**EXERCISE**
Set down the material once more, exactly as it appears.

**RECORDS FOR THIS EXERCISE**
______________________________

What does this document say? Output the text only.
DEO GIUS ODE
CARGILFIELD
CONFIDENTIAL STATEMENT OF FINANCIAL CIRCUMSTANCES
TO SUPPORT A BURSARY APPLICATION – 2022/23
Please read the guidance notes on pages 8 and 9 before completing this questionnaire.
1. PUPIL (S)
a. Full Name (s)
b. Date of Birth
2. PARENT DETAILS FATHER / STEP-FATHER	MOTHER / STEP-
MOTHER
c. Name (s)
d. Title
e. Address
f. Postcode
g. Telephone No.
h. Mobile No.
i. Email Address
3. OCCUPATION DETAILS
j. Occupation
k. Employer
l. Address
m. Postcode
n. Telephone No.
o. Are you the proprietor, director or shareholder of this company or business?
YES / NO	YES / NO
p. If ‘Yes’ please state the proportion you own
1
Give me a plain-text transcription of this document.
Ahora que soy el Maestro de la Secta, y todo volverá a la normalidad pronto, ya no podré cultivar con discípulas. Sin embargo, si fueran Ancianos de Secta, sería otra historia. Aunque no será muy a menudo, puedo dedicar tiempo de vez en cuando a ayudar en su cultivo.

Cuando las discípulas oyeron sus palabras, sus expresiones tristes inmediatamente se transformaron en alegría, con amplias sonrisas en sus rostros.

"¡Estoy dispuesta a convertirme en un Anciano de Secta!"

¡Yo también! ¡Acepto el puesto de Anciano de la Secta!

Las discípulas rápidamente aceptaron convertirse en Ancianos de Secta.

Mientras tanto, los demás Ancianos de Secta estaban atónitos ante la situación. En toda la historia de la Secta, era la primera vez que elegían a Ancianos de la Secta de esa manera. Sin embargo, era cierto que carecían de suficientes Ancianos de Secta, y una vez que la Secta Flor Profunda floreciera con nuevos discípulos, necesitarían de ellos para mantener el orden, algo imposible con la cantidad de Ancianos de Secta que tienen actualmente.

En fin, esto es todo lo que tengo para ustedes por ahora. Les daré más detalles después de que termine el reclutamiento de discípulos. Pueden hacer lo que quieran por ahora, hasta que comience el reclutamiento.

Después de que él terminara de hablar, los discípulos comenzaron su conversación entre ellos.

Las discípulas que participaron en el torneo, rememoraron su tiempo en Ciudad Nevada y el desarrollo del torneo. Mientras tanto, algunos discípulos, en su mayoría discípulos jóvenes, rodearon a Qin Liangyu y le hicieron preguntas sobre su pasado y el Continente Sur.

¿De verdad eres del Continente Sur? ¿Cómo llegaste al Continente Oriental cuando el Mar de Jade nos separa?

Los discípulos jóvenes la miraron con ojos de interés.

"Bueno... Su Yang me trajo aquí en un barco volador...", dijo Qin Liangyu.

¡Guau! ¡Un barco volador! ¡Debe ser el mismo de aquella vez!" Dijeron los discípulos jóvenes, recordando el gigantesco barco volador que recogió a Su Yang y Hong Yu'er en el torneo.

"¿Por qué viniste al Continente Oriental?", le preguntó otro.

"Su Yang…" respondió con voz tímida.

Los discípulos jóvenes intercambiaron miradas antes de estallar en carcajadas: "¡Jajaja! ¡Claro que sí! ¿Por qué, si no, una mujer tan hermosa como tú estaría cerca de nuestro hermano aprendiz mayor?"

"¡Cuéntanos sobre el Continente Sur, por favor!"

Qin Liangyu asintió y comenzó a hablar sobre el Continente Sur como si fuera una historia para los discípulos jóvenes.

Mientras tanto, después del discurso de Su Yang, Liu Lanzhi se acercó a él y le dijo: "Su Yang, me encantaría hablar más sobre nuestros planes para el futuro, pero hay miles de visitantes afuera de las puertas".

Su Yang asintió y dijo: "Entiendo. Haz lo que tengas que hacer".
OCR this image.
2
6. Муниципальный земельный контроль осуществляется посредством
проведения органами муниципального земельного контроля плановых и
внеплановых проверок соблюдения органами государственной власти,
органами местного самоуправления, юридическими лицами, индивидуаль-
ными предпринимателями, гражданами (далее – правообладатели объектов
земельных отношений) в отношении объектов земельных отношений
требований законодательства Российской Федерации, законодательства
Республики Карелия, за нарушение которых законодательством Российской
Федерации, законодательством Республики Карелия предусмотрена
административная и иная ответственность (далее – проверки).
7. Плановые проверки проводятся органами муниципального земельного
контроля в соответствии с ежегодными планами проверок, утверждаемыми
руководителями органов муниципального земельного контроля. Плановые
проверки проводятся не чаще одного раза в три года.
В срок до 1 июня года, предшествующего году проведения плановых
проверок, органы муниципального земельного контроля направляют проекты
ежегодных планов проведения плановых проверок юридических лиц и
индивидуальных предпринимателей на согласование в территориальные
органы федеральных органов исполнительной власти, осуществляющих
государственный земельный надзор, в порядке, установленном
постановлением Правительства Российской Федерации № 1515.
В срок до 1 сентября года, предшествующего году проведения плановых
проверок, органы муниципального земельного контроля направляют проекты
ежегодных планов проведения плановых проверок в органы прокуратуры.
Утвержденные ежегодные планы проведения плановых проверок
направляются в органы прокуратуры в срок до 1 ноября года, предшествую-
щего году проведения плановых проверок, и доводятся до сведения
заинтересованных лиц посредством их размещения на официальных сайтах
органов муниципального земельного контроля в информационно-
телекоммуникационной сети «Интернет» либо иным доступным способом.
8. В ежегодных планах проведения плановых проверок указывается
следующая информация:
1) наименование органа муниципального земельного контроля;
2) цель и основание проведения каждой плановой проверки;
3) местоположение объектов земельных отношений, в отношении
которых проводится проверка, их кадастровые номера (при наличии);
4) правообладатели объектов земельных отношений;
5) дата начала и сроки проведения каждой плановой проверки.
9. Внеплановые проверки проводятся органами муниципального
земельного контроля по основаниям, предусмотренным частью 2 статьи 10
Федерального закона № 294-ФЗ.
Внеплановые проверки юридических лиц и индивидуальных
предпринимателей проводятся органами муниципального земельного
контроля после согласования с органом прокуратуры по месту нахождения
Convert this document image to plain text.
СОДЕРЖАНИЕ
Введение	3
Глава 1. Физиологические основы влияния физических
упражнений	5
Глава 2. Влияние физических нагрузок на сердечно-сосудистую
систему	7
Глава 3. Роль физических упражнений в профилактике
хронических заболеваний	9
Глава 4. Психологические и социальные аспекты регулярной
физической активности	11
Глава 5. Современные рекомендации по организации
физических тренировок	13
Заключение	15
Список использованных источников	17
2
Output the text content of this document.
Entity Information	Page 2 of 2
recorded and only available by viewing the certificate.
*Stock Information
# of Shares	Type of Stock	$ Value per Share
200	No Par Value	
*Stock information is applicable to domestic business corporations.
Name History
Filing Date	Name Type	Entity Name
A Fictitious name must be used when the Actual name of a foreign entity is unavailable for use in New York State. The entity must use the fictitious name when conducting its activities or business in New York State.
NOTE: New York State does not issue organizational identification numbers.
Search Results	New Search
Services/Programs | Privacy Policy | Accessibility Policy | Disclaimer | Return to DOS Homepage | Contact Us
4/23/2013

______________________________

**REPLY TO THE TASK**
What does this document say? Output the text only.
DEO GIUS ODE
CARGILFIELD
CONFIDENTIAL STATEMENT OF FINANCIAL CIRCUMSTANCES
TO SUPPORT A BURSARY APPLICATION – 2022/23
Please read the guidance notes on pages 8 and 9 before completing this questionnaire.
1. PUPIL (S)
a. Full Name (s)
b. Date of Birth
2. PARENT DETAILS FATHER / STEP-FATHER	MOTHER / STEP-
MOTHER
c. Name (s)
d. Title
e. Address
f. Postcode
g. Telephone No.
h. Mobile No.
i. Email Address
3. OCCUPATION DETAILS
j. Occupation
k. Employer
l. Address
m. Postcode
n. Telephone No.
o. Are you the proprietor, director or shareholder of this company or business?
YES / NO	YES / NO
p. If ‘Yes’ please state the proportion you own
1
Give me a plain-text transcription of this document.
Ahora que soy el Maestro de la Secta, y todo volverá a la normalidad pronto, ya no podré cultivar con discípulas. Sin embargo, si fueran Ancianos de Secta, sería otra historia. Aunque no será muy a menudo, puedo dedicar tiempo de vez en cuando a ayudar en su cultivo.

Cuando las discípulas oyeron sus palabras, sus expresiones tristes inmediatamente se transformaron en alegría, con amplias sonrisas en sus rostros.

"¡Estoy dispuesta a convertirme en un Anciano de Secta!"

¡Yo también! ¡Acepto el puesto de Anciano de la Secta!

Las discípulas rápidamente aceptaron convertirse en Ancianos de Secta.

Mientras tanto, los demás Ancianos de Secta estaban atónitos ante la situación. En toda la historia de la Secta, era la primera vez que elegían a Ancianos de la Secta de esa manera. Sin embargo, era cierto que carecían de suficientes Ancianos de Secta, y una vez que la Secta Flor Profunda floreciera con nuevos discípulos, necesitarían de ellos para mantener el orden, algo imposible con la cantidad de Ancianos de Secta que tienen actualmente.

En fin, esto es todo lo que tengo para ustedes por ahora. Les daré más detalles después de que termine el reclutamiento de discípulos. Pueden hacer lo que quieran por ahora, hasta que comience el reclutamiento.

Después de que él terminara de hablar, los discípulos comenzaron su conversación entre ellos.

Las discípulas que participaron en el torneo, rememoraron su tiempo en Ciudad Nevada y el desarrollo del torneo. Mientras tanto, algunos discípulos, en su mayoría discípulos jóvenes, rodearon a Qin Liangyu y le hicieron preguntas sobre su pasado y el Continente Sur.

¿De verdad eres del Continente Sur? ¿Cómo llegaste al Continente Oriental cuando el Mar de Jade nos separa?

Los discípulos jóvenes la miraron con ojos de interés.

"Bueno... Su Yang me trajo aquí en un barco volador...", dijo Qin Liangyu.

¡Guau! ¡Un barco volador! ¡Debe ser el mismo de aquella vez!" Dijeron los discípulos jóvenes, recordando el gigantesco barco volador que recogió a Su Yang y Hong Yu'er en el torneo.

"¿Por qué viniste al Continente Oriental?", le preguntó otro.

"Su Yang…" respondió con voz tímida.

Los discípulos jóvenes intercambiaron miradas antes de estallar en carcajadas: "¡Jajaja! ¡Claro que sí! ¿Por qué, si no, una mujer tan hermosa como tú estaría cerca de nuestro hermano aprendiz mayor?"

"¡Cuéntanos sobre el Continente Sur, por favor!"

Qin Liangyu asintió y comenzó a hablar sobre el Continente Sur como si fuera una historia para los discípulos jóvenes.

Mientras tanto, después del discurso de Su Yang, Liu Lanzhi se acercó a él y le dijo: "Su Yang, me encantaría hablar más sobre nuestros planes para el futuro, pero hay miles de visitantes afuera de las puertas".

Su Yang asintió y dijo: "Entiendo. Haz lo que tengas que hacer".
OCR this image.
2
6. Муниципальный земельный контроль осуществляется посредством
проведения органами муниципального земельного контроля плановых и
внеплановых проверок соблюдения органами государственной власти,
органами местного самоуправления, юридическими лицами, индивидуаль-
ными предпринимателями, гражданами (далее – правообладатели объектов
земельных отношений) в отношении объектов земельных отношений
требований законодательства Российской Федерации, законодательства
Республики Карелия, за нарушение которых законодательством Российской
Федерации, законодательством Республики Карелия предусмотрена
административная и иная ответственность (далее – проверки).
7. Плановые проверки проводятся органами муниципального земельного
контроля в соответствии с ежегодными планами проверок, утверждаемыми
руководителями органов муниципального земельного контроля. Плановые
проверки проводятся не чаще одного раза в три года.
В срок до 1 июня года, предшествующего году проведения плановых
проверок, органы муниципального земельного контроля направляют проекты
ежегодных планов проведения плановых проверок юридических лиц и
индивидуальных предпринимателей на согласование в территориальные
органы федеральных органов исполнительной власти, осуществляющих
государственный земельный надзор, в порядке, установленном
постановлением Правительства Российской Федерации № 1515.
В срок до 1 сентября года, предшествующего году проведения плановых
проверок, органы муниципального земельного контроля направляют проекты
ежегодных планов проведения плановых проверок в органы прокуратуры.
Утвержденные ежегодные планы проведения плановых проверок
направляются в органы прокуратуры в срок до 1 ноября года, предшествую-
щего году проведения плановых проверок, и доводятся до сведения
заинтересованных лиц посредством их размещения на официальных сайтах
органов муниципального земельного контроля в информационно-
телекоммуникационной сети «Интернет» либо иным доступным способом.
8. В ежегодных планах проведения плановых проверок указывается
следующая информация:
1) наименование органа муниципального земельного контроля;
2) цель и основание проведения каждой плановой проверки;
3) местоположение объектов земельных отношений, в отношении
которых проводится проверка, их кадастровые номера (при наличии);
4) правообладатели объектов земельных отношений;
5) дата начала и сроки проведения каждой плановой проверки.
9. Внеплановые проверки проводятся органами муниципального
земельного контроля по основаниям, предусмотренным частью 2 статьи 10
Федерального закона № 294-ФЗ.
Внеплановые проверки юридических лиц и индивидуальных
предпринимателей проводятся органами муниципального земельного
контроля после согласования с органом прокуратуры по месту нахождения
Convert this document image to plain text.
СОДЕРЖАНИЕ
Введение	3
Глава 1. Физиологические основы влияния физических
упражнений	5
Глава 2. Влияние физических нагрузок на сердечно-сосудистую
систему	7
Глава 3. Роль физических упражнений в профилактике
хронических заболеваний	9
Глава 4. Психологические и социальные аспекты регулярной
физической активности	11
Глава 5. Современные рекомендации по организации
физических тренировок	13
Заключение	15
Список использованных источников	17
2
Output the text content of this document.
Entity Information	Page 2 of 2
recorded and only available by viewing the certificate.
*Stock Information
# of Shares	Type of Stock	$ Value per Share
200	No Par Value	
*Stock information is applicable to domestic business corporations.
Name History
Filing Date	Name Type	Entity Name
A Fictitious name must be used when the Actual name of a foreign entity is unavailable for use in New York State. The entity must use the fictitious name when conducting its activities or business in New York State.
NOTE: New York State does not issue organizational identification numbers.
Search Results	New Search
Services/Programs | Privacy Policy | Accessibility Policy | Disclaimer | Return to DOS Homepage | Contact Us
4/23/2013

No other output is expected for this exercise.